Problem requirements:
From the entries below, please gather each line containing the string "Framework".

[Saved entries]
● ● ● ● ● ● ●

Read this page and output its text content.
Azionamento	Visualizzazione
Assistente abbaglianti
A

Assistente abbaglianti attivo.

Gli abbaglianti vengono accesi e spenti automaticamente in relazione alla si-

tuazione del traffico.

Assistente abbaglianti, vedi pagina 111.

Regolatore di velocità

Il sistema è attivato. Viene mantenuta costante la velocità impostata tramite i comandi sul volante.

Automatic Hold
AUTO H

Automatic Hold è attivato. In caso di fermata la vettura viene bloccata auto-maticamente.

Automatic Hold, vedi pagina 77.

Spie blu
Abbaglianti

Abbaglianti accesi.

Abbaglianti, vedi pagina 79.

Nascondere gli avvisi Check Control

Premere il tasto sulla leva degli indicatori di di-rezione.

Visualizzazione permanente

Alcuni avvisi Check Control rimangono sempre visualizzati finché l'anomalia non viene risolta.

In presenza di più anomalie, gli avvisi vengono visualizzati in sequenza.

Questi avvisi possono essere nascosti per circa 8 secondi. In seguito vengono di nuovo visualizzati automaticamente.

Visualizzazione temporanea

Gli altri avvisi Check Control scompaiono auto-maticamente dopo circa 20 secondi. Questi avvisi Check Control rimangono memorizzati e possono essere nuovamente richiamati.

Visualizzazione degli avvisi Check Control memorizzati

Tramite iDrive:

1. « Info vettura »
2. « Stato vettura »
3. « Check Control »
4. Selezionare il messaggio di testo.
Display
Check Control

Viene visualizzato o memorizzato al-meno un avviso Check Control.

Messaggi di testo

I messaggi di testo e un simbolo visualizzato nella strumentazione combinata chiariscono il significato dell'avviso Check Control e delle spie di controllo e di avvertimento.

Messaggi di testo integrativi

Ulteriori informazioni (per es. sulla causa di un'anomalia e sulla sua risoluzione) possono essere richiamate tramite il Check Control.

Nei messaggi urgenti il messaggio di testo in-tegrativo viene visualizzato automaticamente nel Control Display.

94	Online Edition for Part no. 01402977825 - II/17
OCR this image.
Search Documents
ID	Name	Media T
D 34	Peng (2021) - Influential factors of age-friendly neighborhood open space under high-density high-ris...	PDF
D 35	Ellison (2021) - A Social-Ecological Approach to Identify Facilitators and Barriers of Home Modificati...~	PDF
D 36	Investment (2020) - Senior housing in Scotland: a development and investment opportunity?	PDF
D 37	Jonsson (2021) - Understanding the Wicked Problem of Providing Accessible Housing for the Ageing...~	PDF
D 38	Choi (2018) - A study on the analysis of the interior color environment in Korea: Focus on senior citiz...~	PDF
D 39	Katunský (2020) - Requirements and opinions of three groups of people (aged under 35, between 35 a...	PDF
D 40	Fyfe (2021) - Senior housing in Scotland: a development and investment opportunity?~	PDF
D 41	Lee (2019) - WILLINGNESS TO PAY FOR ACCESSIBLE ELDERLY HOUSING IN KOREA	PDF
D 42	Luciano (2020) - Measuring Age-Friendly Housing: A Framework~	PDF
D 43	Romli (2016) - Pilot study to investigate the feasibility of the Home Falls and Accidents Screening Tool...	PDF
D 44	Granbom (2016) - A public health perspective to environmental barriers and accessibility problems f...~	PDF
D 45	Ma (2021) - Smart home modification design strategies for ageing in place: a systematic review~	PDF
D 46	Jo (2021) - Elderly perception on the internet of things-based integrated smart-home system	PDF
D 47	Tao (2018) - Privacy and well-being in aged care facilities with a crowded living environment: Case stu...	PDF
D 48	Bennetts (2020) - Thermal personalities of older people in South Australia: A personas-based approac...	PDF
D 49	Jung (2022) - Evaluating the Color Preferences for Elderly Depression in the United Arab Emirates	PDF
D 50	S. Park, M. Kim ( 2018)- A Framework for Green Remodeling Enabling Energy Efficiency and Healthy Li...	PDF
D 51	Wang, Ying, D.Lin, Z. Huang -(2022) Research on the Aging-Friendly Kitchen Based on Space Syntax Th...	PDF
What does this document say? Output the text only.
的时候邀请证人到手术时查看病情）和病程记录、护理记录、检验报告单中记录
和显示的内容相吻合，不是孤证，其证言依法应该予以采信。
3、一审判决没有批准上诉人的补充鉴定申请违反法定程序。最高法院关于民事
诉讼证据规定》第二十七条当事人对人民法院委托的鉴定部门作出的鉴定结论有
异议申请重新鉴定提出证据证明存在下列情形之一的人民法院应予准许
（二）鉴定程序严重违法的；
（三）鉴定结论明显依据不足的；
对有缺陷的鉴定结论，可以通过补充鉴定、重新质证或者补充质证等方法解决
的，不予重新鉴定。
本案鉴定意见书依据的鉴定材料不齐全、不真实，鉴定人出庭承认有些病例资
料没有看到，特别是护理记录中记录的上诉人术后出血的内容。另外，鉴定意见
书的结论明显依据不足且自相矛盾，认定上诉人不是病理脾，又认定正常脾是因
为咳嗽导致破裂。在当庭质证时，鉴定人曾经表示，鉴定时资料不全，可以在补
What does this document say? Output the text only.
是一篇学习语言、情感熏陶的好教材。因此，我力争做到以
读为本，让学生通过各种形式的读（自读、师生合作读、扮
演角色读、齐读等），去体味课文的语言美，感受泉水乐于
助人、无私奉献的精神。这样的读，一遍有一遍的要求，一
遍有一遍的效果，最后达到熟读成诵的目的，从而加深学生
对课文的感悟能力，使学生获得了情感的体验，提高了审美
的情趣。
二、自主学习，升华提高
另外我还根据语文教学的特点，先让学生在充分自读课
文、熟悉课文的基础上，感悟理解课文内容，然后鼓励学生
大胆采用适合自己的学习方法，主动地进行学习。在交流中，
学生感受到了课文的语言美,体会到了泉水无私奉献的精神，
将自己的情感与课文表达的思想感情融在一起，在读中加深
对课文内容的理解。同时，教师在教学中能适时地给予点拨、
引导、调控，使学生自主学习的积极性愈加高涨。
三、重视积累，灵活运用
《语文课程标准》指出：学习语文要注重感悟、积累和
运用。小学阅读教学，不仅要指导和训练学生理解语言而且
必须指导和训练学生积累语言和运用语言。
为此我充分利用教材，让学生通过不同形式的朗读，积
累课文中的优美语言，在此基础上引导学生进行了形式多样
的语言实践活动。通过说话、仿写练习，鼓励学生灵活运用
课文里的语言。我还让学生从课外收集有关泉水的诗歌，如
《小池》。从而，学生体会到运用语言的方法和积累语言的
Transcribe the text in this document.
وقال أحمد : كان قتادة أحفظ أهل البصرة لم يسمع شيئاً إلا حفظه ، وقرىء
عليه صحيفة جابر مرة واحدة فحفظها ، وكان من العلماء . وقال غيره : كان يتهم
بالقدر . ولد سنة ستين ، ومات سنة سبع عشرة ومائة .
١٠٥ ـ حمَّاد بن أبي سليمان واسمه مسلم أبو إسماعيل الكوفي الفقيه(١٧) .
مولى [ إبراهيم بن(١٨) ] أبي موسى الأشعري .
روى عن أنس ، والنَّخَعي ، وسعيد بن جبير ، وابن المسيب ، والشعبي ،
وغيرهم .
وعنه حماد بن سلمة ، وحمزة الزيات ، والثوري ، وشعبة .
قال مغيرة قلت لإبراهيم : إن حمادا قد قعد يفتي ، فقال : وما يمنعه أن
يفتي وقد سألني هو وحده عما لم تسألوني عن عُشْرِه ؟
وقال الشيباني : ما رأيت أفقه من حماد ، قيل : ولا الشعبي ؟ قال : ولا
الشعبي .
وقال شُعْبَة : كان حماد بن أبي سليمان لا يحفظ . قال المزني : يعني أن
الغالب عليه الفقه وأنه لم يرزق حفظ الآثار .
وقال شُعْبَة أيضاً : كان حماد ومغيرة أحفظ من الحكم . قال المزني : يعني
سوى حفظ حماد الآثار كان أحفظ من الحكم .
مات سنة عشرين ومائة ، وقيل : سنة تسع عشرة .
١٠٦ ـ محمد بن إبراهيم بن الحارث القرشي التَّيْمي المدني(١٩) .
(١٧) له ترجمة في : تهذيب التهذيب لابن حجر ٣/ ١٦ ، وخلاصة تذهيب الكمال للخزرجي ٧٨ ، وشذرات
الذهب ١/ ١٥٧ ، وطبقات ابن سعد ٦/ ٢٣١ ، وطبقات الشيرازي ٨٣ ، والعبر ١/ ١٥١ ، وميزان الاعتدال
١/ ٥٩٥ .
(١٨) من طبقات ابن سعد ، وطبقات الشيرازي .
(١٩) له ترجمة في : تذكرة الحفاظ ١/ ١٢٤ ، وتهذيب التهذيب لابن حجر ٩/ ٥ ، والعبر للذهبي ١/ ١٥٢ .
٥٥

● ● ● ● ● ● ●

Completed exercise:
D 42	Luciano (2020) - Measuring Age-Friendly Housing: A Framework~	PDF
D 50	S. Park, M. Kim ( 2018)- A Framework for Green Remodeling Enabling Energy Efficiency and Healthy Li...	PDF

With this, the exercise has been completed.